## TASK OBJECTIVE
Find each line in the following listing that has the string "card", then state the count and nothing else.
########
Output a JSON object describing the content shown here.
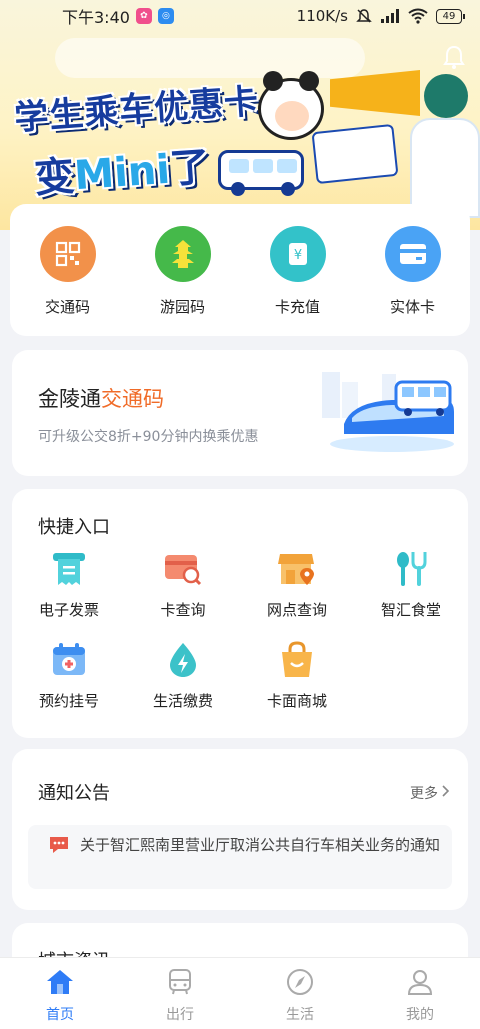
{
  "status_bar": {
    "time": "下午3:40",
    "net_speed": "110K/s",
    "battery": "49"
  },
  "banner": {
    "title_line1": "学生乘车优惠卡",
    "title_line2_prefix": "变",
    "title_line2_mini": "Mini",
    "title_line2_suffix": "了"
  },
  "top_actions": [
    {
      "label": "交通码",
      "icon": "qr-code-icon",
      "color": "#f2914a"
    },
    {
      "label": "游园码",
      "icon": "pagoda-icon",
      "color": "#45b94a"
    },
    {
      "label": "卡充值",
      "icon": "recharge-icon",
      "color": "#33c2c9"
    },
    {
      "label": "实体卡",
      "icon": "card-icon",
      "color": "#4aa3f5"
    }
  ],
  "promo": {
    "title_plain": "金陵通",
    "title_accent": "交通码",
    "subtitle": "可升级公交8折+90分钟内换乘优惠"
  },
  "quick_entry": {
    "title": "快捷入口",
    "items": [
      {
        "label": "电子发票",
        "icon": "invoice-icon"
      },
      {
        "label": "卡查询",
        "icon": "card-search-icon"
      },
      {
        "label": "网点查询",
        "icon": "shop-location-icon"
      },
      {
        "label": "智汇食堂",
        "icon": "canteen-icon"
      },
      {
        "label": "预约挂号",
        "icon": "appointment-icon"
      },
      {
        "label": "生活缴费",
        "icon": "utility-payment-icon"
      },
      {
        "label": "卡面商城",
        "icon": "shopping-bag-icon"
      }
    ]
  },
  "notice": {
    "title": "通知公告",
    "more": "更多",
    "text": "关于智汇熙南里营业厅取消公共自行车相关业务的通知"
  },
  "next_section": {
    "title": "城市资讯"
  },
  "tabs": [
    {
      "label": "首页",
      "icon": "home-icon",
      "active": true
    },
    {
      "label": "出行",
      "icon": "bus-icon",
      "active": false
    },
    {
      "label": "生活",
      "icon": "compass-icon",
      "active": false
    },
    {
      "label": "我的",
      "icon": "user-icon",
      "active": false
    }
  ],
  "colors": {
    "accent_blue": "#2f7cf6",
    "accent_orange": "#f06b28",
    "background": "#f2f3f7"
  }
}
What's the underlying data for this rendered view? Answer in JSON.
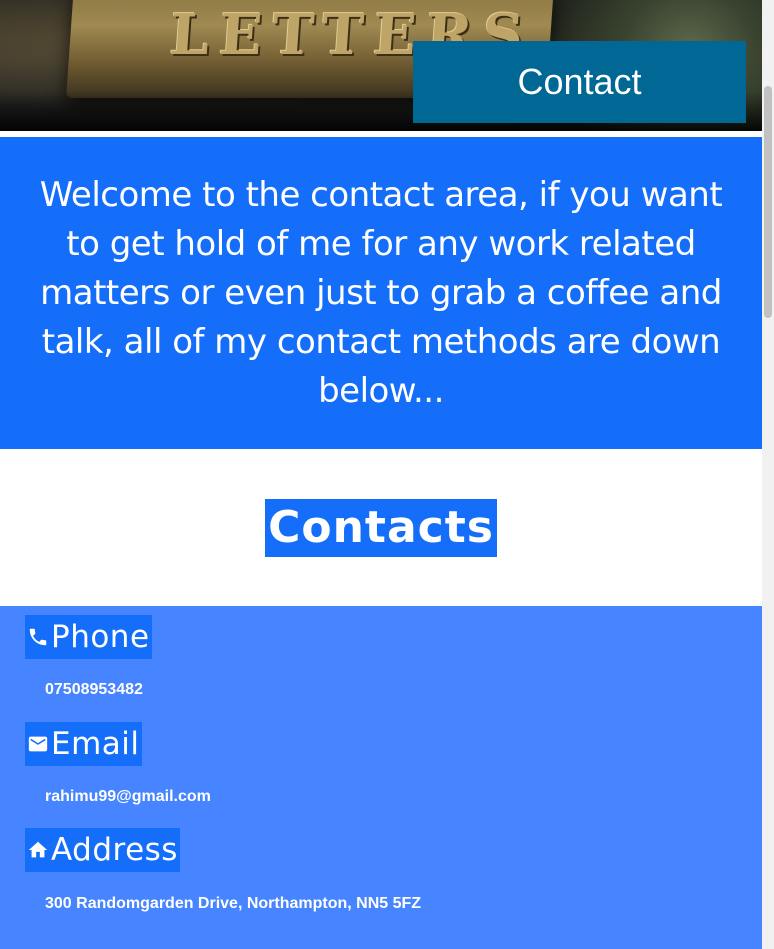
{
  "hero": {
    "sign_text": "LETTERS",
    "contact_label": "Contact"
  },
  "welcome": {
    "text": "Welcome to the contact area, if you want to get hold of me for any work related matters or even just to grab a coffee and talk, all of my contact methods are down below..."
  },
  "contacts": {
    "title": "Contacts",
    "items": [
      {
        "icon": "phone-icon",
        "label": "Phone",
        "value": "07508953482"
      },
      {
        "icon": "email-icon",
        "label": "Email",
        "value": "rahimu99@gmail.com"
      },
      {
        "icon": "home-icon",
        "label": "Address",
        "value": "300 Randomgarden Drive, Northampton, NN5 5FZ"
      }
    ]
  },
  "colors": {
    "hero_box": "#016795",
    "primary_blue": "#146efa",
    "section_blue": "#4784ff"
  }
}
########
## ANSWER
2